To be done:
Search the material below for the string "copyright" and list each line that holds it.

Collected data entries:

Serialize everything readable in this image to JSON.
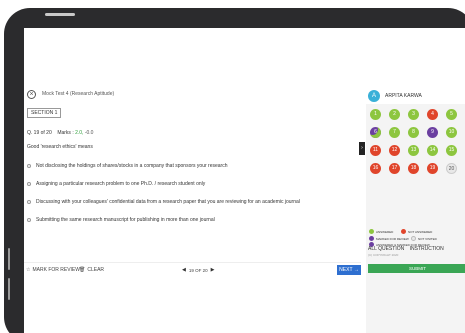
{
  "header": {
    "test_title": "Mock Test 4 (Research Aptitude)",
    "section_label": "SECTION 1"
  },
  "question": {
    "position_prefix": "Q. 19 of 20",
    "marks_label": "Marks :",
    "marks_positive": "2.0,",
    "marks_negative": "-0.0",
    "text": "Good 'research ethics' means",
    "options": [
      "Not disclosing the holdings of shares/stocks in a company that sponsors your research",
      "Assigning a particular research problem to one Ph.D. / research student only",
      "Discussing with your colleagues' confidential data from a research paper that you are reviewing for an academic journal",
      "Submitting the same research manuscript for publishing in more than one journal"
    ]
  },
  "footer": {
    "mark_review_label": "MARK FOR REVIEW",
    "clear_label": "CLEAR",
    "pager_text": "19 OF 20",
    "next_label": "NEXT"
  },
  "sidebar": {
    "avatar_letter": "A",
    "username": "ARPITA KARWA",
    "questions": [
      {
        "n": "1",
        "status": "answered"
      },
      {
        "n": "2",
        "status": "answered"
      },
      {
        "n": "3",
        "status": "answered"
      },
      {
        "n": "4",
        "status": "not-answered"
      },
      {
        "n": "5",
        "status": "answered"
      },
      {
        "n": "6",
        "status": "answered-marked"
      },
      {
        "n": "7",
        "status": "answered"
      },
      {
        "n": "8",
        "status": "answered"
      },
      {
        "n": "9",
        "status": "marked"
      },
      {
        "n": "10",
        "status": "answered"
      },
      {
        "n": "11",
        "status": "not-answered"
      },
      {
        "n": "12",
        "status": "not-answered"
      },
      {
        "n": "13",
        "status": "answered"
      },
      {
        "n": "14",
        "status": "answered"
      },
      {
        "n": "15",
        "status": "answered"
      },
      {
        "n": "16",
        "status": "not-answered"
      },
      {
        "n": "17",
        "status": "not-answered"
      },
      {
        "n": "18",
        "status": "not-answered"
      },
      {
        "n": "19",
        "status": "not-answered"
      },
      {
        "n": "20",
        "status": "not-visited"
      }
    ],
    "legend": {
      "answered": "ANSWERED",
      "not_answered": "NOT ANSWERED",
      "marked": "MARKED FOR REVIEW",
      "not_visited": "NOT VISITED",
      "answered_marked": "ANSWERED & MARKED FOR REVIEW"
    },
    "tab_all_question": "ALL QUESTION",
    "tab_instruction": "INSTRUCTION",
    "copyright": "(C) COPYRIGHT 2020",
    "submit_label": "SUBMIT"
  },
  "colors": {
    "answered": "#8dc63f",
    "not_answered": "#e0452b",
    "marked": "#6b3fa0",
    "not_visited": "#e8e8e8",
    "next_button": "#2e6fd0",
    "submit_button": "#3aa655",
    "avatar": "#3ab0d8"
  },
  "icons": {
    "close": "close-circle-icon",
    "mark_review": "star-icon",
    "clear": "trash-icon",
    "pager_prev": "triangle-left-icon",
    "pager_next": "triangle-right-icon",
    "next": "arrow-right-icon",
    "collapse": "chevron-right-icon"
  }
}
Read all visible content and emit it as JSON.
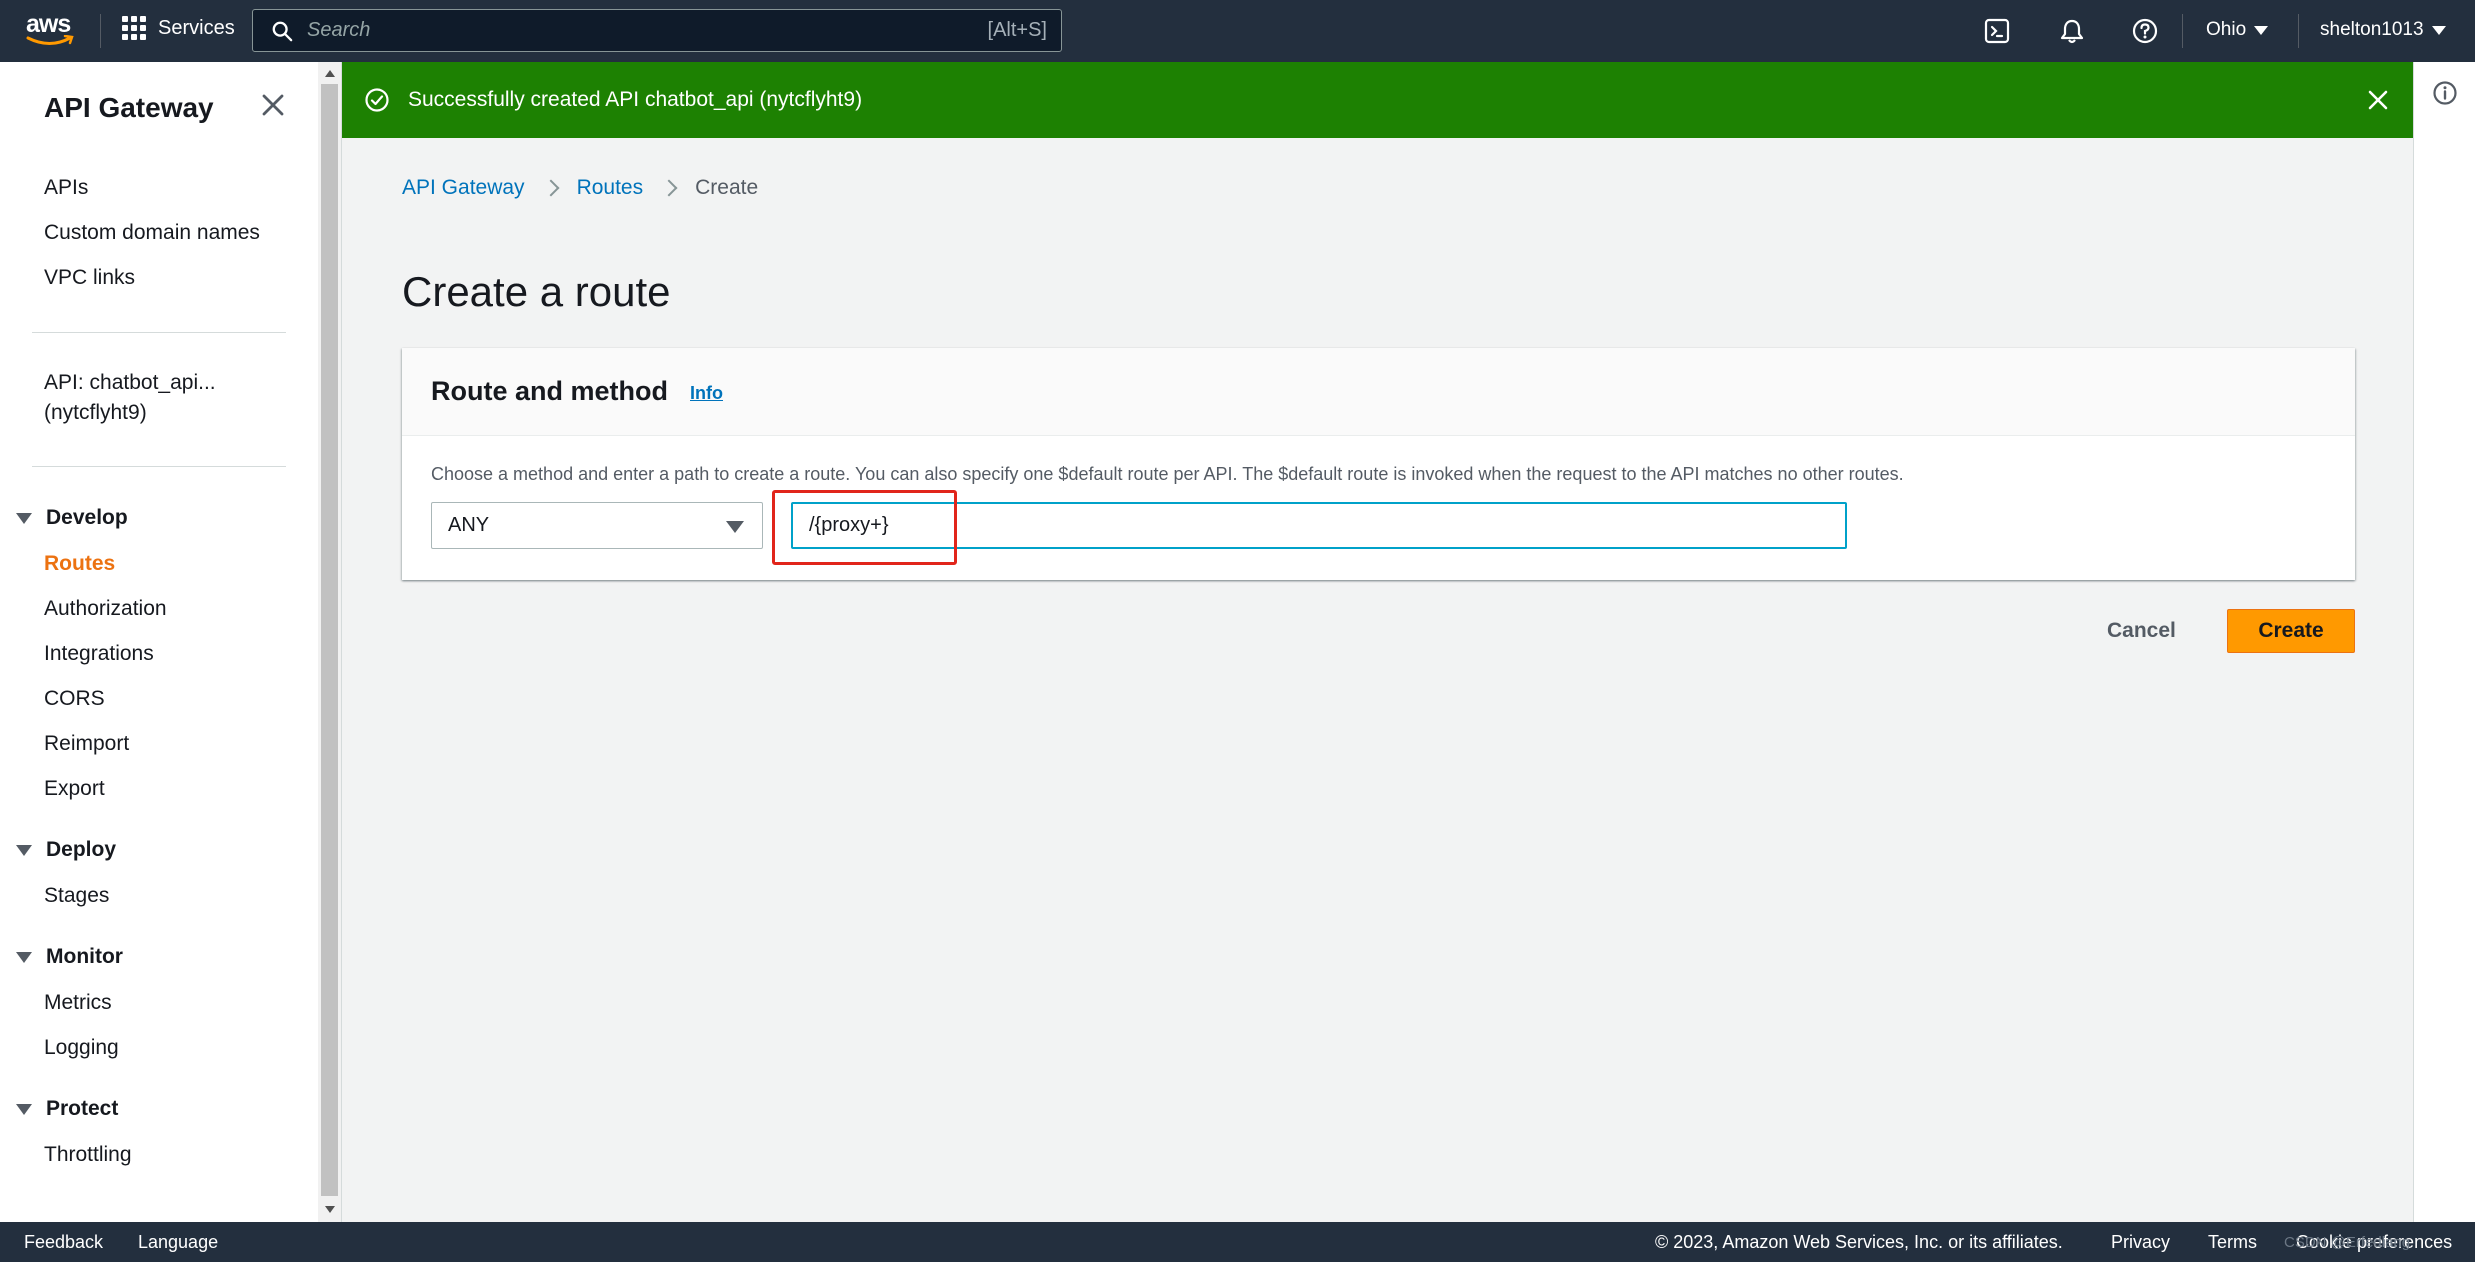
{
  "topnav": {
    "logo_text": "aws",
    "services_label": "Services",
    "search_placeholder": "Search",
    "search_shortcut": "[Alt+S]",
    "region": "Ohio",
    "account": "shelton1013"
  },
  "sidebar": {
    "title": "API Gateway",
    "top_links": [
      "APIs",
      "Custom domain names",
      "VPC links"
    ],
    "api_line1": "API: chatbot_api...",
    "api_line2": "(nytcflyht9)",
    "sections": [
      {
        "label": "Develop",
        "items": [
          "Routes",
          "Authorization",
          "Integrations",
          "CORS",
          "Reimport",
          "Export"
        ]
      },
      {
        "label": "Deploy",
        "items": [
          "Stages"
        ]
      },
      {
        "label": "Monitor",
        "items": [
          "Metrics",
          "Logging"
        ]
      },
      {
        "label": "Protect",
        "items": [
          "Throttling"
        ]
      }
    ],
    "active_item": "Routes"
  },
  "flash": {
    "message": "Successfully created API chatbot_api (nytcflyht9)"
  },
  "breadcrumb": [
    "API Gateway",
    "Routes",
    "Create"
  ],
  "page_title": "Create a route",
  "panel": {
    "title": "Route and method",
    "info_label": "Info",
    "description": "Choose a method and enter a path to create a route. You can also specify one $default route per API. The $default route is invoked when the request to the API matches no other routes.",
    "method_value": "ANY",
    "path_value": "/{proxy+}"
  },
  "actions": {
    "cancel_label": "Cancel",
    "create_label": "Create"
  },
  "footer": {
    "feedback": "Feedback",
    "language": "Language",
    "copyright": "© 2023, Amazon Web Services, Inc. or its affiliates.",
    "privacy": "Privacy",
    "terms": "Terms",
    "cookie": "Cookie preferences",
    "watermark": "CSDN @Erfedlang"
  },
  "colors": {
    "nav_bg": "#232f3e",
    "flash_bg": "#1d8102",
    "accent_orange": "#ec7211",
    "link_blue": "#0073bb",
    "highlight_red": "#e1251b"
  }
}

Solution:
    "copyright": "(C) COPYRIGHT 2020",
    "copyright": "© 2023, Amazon Web Services, Inc. or its affiliates.",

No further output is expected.